Find the string "page" in the entries and copy each line that has it.

— begin Records for this exercise —

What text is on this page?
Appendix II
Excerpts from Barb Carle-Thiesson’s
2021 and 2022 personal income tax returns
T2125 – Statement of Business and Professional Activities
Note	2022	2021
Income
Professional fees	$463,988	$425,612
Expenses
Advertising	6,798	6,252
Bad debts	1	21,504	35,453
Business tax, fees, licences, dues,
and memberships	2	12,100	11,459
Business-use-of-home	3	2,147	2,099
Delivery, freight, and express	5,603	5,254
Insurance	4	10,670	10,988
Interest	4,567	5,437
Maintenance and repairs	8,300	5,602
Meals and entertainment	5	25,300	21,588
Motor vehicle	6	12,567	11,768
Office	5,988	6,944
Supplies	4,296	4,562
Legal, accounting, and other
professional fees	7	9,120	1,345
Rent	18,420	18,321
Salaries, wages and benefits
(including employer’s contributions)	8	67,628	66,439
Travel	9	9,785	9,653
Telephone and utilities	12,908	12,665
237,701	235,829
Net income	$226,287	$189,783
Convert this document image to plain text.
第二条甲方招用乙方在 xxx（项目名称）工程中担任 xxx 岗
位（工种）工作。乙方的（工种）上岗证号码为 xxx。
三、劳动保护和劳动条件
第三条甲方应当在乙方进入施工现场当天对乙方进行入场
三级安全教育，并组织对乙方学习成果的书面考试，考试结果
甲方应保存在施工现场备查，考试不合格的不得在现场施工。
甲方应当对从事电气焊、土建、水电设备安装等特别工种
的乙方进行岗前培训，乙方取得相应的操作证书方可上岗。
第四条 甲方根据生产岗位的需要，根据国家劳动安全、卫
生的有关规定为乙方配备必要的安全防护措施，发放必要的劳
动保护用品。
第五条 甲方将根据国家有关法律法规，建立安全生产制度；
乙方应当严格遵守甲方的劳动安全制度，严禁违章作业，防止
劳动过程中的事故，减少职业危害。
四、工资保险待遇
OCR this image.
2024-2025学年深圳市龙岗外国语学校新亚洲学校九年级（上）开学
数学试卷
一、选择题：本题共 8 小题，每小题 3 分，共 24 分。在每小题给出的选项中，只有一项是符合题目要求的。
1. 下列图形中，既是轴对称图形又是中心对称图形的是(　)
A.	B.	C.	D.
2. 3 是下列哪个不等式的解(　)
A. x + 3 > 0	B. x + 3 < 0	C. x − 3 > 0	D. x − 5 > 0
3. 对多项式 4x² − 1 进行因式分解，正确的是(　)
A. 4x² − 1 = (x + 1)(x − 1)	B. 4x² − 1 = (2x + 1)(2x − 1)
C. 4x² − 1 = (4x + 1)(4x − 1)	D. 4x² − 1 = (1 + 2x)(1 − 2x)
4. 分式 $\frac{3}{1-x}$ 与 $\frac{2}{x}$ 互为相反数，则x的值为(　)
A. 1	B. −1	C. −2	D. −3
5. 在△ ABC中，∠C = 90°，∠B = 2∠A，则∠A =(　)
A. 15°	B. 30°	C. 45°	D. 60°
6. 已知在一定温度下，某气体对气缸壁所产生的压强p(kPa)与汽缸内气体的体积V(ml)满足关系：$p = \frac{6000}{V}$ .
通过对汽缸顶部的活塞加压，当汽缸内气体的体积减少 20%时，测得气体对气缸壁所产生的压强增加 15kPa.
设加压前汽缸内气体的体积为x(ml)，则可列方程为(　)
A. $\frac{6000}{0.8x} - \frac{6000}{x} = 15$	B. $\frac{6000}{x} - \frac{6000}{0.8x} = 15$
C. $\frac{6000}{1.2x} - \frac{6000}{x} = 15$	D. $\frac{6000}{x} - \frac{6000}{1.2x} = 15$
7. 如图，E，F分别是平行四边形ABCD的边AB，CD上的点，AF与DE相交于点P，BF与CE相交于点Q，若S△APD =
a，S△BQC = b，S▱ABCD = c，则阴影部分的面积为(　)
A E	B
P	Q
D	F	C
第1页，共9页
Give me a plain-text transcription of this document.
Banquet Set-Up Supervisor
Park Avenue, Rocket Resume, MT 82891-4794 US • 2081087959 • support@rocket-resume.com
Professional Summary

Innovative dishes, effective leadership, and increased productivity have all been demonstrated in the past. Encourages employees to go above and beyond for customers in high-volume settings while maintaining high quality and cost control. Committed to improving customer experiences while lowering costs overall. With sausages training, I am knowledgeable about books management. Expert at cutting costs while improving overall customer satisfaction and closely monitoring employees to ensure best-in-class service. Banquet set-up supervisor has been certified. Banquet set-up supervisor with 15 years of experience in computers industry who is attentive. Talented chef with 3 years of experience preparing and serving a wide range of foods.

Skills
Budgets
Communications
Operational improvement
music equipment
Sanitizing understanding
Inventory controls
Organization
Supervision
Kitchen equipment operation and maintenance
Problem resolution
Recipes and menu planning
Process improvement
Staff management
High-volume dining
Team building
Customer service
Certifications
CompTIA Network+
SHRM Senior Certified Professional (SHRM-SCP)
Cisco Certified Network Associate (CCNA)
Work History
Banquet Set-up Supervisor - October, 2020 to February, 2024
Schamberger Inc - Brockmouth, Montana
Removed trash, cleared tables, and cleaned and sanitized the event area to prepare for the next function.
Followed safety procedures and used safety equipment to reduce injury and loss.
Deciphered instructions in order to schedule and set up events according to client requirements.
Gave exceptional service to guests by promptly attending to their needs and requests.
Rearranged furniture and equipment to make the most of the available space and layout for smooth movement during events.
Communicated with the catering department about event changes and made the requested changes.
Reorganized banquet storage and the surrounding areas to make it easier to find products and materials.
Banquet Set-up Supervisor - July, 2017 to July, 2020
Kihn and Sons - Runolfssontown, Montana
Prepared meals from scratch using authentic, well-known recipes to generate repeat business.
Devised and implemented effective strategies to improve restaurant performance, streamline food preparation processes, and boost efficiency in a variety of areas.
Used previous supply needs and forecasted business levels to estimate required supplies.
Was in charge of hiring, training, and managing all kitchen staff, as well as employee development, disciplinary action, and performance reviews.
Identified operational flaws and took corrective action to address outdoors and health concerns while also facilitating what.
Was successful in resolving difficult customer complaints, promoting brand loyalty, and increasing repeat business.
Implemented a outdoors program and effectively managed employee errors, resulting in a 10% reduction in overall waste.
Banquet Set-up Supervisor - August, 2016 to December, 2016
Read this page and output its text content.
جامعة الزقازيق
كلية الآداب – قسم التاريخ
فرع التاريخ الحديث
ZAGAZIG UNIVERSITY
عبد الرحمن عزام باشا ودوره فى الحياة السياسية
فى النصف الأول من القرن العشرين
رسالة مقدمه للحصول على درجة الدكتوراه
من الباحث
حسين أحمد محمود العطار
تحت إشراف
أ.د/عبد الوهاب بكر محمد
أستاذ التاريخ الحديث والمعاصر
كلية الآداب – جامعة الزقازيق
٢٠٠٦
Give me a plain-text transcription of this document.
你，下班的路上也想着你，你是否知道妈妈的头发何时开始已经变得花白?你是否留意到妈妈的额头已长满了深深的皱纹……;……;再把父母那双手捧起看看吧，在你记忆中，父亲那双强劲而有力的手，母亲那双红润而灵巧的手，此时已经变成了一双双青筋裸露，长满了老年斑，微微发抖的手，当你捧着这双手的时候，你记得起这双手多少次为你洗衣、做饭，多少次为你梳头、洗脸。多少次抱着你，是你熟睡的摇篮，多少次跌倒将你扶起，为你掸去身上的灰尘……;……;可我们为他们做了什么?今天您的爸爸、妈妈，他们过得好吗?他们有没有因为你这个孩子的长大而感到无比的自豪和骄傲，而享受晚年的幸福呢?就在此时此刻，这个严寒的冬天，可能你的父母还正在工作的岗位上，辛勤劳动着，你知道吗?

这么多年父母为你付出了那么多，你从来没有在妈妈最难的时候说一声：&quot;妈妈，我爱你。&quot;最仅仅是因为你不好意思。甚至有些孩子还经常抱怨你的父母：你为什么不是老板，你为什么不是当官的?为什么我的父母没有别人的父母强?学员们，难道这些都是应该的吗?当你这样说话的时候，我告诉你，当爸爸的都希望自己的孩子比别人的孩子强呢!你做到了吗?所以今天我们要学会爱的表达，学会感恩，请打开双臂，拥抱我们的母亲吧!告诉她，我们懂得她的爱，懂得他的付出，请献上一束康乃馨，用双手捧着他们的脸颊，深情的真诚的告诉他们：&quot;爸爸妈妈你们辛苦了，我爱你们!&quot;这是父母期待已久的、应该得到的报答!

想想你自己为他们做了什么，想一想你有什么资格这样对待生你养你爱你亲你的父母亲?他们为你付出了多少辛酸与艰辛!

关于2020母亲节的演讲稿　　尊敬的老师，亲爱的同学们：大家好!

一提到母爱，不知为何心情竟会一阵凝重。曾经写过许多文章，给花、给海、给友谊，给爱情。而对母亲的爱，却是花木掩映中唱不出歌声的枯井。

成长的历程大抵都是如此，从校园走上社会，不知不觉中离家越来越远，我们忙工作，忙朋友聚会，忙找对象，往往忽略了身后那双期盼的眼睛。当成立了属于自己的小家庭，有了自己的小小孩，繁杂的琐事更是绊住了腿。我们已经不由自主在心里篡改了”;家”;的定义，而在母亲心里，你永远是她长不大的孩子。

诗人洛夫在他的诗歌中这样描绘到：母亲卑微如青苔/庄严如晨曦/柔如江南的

— end Records for this exercise —

- The result:
What text is on this page?
Read this page and output its text content.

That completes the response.